--- Start of Raw data ---

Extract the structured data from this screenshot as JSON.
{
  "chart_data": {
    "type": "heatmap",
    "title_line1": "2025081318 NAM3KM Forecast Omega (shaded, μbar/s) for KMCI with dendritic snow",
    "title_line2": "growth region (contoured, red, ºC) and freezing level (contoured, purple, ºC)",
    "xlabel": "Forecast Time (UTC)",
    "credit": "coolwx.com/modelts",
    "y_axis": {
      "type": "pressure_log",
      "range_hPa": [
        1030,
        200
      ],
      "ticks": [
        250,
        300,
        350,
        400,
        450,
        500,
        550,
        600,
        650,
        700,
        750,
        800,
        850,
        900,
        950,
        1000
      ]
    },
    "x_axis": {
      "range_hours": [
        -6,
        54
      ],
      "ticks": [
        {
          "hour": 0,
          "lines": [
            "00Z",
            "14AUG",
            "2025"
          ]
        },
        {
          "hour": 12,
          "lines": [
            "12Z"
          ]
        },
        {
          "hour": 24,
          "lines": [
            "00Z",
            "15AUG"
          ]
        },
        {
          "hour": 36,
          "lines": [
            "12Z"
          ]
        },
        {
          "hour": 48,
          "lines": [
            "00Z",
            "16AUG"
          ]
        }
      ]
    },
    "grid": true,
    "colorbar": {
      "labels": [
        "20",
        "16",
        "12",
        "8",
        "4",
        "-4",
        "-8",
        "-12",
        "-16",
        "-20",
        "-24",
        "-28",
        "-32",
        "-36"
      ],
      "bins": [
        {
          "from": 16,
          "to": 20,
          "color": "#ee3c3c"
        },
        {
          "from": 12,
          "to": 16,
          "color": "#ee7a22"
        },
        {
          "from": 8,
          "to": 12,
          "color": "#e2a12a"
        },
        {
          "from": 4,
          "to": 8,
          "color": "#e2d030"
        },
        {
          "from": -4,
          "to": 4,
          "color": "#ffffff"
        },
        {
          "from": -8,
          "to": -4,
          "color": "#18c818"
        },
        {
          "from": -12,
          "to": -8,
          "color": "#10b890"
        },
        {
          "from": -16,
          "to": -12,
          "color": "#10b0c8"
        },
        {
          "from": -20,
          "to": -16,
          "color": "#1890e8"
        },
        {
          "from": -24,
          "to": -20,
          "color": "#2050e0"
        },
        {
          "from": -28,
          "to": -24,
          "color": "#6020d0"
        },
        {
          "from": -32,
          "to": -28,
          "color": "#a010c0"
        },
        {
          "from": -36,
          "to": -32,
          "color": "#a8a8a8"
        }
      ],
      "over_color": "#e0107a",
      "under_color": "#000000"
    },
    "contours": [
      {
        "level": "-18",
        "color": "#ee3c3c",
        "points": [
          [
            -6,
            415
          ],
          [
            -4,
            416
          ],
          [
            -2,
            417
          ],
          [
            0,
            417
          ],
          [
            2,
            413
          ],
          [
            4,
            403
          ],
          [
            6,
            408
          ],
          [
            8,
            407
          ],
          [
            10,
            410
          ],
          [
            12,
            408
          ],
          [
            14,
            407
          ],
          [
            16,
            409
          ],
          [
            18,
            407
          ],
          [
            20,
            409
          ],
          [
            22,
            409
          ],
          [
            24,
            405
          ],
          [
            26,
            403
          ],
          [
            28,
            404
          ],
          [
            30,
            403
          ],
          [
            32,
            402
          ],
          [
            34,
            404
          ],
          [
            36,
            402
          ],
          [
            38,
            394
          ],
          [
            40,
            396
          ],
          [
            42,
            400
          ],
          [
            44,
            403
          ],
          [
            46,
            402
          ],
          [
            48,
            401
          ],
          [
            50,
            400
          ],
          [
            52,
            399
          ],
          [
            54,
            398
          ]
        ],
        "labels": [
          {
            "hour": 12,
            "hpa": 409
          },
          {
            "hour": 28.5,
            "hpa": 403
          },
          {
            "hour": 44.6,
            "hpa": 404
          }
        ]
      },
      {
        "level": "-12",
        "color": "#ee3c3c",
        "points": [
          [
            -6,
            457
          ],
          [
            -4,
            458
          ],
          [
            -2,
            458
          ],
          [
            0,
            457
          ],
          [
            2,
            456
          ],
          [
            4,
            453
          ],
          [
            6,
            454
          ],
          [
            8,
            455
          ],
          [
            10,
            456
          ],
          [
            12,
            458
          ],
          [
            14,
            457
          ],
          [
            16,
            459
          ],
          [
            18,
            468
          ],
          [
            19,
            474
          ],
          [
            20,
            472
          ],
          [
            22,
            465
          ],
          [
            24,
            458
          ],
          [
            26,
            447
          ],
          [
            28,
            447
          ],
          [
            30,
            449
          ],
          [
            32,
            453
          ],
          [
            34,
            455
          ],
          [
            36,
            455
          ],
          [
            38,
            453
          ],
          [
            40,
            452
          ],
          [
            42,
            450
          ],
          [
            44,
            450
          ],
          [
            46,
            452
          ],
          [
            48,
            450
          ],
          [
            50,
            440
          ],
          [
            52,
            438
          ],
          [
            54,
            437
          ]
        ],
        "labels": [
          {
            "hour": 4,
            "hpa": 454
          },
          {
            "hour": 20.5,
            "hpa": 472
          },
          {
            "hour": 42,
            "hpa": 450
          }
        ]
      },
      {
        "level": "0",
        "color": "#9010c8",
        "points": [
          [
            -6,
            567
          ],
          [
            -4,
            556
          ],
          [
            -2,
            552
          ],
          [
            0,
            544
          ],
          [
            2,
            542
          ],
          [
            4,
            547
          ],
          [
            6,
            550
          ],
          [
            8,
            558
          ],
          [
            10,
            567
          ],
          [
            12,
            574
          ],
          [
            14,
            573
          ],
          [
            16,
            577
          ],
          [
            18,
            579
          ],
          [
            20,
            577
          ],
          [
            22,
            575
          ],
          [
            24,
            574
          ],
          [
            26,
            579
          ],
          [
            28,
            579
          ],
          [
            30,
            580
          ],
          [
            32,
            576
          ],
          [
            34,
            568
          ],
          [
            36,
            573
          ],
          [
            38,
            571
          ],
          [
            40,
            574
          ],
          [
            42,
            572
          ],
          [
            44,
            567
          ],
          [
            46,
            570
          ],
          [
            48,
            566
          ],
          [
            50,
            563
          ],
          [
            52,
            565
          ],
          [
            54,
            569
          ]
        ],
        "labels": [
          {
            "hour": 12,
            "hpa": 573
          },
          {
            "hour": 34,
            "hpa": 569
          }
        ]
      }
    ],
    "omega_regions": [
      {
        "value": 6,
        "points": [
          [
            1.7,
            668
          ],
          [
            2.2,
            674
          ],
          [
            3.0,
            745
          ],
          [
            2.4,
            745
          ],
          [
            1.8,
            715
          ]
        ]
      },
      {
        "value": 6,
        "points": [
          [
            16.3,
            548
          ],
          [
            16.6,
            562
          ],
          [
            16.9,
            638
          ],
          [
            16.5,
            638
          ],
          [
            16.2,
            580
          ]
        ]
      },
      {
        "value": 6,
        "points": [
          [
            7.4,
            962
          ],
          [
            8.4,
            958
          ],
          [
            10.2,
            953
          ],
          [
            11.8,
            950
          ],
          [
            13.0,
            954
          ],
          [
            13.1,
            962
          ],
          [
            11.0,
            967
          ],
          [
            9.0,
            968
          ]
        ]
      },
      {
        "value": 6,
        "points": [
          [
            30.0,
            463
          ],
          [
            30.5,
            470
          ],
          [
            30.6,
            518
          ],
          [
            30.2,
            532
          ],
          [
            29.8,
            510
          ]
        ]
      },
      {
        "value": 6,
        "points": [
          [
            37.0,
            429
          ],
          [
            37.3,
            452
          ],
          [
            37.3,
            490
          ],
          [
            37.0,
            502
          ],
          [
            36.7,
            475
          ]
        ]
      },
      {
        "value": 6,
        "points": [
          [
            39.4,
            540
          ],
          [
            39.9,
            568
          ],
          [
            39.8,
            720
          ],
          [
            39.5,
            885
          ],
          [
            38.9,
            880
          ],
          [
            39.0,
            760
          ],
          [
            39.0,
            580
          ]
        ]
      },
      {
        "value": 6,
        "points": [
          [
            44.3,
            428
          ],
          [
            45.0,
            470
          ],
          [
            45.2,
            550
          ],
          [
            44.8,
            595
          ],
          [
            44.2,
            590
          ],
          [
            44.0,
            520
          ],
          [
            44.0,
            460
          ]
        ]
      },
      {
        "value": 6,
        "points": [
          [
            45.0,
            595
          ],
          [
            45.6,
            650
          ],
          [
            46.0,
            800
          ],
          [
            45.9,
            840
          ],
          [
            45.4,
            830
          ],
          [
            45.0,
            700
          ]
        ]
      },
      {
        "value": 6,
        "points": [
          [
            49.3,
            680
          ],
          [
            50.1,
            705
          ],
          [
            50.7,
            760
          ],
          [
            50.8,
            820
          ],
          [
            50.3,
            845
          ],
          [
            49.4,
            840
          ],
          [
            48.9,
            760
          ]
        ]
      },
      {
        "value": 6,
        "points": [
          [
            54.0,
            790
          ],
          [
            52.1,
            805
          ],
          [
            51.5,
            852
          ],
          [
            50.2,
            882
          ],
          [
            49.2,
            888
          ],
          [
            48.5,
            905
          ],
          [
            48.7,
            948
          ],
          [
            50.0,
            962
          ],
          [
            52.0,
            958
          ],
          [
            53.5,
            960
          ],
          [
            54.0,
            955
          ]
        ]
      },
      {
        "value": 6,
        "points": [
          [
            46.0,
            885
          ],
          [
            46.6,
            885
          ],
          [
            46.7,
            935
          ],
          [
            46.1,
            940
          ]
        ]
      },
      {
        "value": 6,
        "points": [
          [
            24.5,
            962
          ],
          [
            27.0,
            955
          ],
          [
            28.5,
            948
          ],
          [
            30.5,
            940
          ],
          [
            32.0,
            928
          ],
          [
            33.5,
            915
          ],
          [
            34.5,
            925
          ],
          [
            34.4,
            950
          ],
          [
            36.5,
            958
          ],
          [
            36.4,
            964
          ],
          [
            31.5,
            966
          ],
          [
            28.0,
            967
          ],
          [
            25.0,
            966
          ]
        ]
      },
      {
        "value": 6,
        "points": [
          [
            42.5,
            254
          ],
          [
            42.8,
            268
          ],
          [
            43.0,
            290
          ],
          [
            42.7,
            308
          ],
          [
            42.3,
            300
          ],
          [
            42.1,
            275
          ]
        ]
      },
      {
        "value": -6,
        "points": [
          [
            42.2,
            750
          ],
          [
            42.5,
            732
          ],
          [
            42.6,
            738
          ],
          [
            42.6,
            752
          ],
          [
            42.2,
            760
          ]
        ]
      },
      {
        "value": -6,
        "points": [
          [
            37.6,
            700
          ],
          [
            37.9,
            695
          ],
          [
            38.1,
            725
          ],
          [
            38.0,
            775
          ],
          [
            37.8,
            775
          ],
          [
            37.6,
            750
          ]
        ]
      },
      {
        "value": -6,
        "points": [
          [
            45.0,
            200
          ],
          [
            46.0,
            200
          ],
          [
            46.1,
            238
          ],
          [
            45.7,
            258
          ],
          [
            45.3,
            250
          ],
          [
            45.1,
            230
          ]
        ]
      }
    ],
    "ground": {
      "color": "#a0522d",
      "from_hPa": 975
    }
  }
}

--- End of Raw data ---

*Problem*
Your task is to collect every line above that contains the word "level".

*The output*
    "title_line2": "growth region (contoured, red, ºC) and freezing level (contoured, purple, ºC)",
        "level": "-18",
        "level": "-12",
        "level": "0",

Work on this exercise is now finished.